Source records
►

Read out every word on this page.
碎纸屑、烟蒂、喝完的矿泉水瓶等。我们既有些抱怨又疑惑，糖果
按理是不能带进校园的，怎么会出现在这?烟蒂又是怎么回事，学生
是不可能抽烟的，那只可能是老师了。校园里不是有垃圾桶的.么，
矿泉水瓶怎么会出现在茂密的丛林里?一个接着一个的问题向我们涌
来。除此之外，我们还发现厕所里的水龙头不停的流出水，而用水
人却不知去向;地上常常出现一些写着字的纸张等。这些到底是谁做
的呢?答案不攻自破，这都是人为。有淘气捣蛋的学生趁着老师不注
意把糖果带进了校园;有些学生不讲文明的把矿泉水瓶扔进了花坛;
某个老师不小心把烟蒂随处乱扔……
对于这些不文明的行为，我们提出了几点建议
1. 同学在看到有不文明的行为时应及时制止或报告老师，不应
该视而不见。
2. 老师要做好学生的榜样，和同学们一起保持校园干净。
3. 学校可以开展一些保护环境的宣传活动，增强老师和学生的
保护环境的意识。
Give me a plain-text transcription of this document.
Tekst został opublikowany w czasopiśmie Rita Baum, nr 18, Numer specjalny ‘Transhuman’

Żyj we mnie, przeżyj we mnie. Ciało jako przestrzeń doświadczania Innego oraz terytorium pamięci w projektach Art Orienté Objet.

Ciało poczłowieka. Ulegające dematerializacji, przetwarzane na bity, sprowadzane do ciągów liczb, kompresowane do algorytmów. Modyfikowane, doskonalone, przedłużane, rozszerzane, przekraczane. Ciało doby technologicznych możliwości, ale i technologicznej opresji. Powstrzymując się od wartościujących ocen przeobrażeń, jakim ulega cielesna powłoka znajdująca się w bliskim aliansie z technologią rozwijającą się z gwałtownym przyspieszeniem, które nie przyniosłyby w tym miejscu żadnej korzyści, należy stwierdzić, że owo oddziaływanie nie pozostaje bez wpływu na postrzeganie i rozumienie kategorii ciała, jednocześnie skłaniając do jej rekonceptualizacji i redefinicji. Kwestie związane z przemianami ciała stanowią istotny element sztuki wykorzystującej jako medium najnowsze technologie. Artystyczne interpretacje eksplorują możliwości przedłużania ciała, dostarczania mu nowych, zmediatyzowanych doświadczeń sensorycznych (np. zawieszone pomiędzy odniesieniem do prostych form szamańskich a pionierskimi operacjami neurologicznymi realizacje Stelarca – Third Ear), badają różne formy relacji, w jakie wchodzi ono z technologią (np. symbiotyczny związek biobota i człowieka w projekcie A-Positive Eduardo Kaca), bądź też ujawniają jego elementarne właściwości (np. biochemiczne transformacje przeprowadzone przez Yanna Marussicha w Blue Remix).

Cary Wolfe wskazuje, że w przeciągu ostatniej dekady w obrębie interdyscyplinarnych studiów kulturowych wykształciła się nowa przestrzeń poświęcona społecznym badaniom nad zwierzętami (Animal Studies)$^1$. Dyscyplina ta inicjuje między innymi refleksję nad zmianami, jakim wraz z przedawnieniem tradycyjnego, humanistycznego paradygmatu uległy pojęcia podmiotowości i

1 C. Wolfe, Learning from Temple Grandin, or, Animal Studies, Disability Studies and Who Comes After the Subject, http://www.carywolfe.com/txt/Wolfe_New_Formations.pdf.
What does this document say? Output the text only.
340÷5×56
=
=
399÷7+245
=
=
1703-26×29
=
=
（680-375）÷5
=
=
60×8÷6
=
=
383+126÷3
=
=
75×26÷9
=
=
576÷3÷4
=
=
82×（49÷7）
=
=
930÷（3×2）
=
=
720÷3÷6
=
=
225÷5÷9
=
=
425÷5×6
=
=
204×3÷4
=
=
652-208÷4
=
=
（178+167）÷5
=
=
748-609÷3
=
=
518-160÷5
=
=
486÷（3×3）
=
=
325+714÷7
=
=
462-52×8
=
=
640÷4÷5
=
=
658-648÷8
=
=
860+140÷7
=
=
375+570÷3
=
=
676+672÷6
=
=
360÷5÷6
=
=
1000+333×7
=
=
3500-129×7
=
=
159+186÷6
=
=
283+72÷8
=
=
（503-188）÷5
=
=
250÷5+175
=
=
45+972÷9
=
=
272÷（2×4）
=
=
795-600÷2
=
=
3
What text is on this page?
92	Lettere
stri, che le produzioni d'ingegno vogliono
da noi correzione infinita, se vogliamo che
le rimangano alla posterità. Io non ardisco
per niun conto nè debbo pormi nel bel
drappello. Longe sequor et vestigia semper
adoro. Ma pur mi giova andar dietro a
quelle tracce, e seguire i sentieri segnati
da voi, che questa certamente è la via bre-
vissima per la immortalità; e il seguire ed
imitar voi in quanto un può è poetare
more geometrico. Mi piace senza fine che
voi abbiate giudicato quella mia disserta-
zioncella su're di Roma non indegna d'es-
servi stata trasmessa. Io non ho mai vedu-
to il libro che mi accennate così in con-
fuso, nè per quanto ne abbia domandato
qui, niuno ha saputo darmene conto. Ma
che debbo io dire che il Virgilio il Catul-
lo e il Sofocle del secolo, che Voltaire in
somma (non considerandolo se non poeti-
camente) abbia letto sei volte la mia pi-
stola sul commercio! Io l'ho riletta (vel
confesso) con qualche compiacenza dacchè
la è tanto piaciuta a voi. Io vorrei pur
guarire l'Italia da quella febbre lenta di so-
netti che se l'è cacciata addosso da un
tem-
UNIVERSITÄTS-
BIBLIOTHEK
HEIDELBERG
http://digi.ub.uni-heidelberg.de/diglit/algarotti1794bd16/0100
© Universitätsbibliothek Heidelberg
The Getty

◄

# Work to complete:
Reply with only the number of lines in the entries that contain the word "debbo".

# Finished answer:
2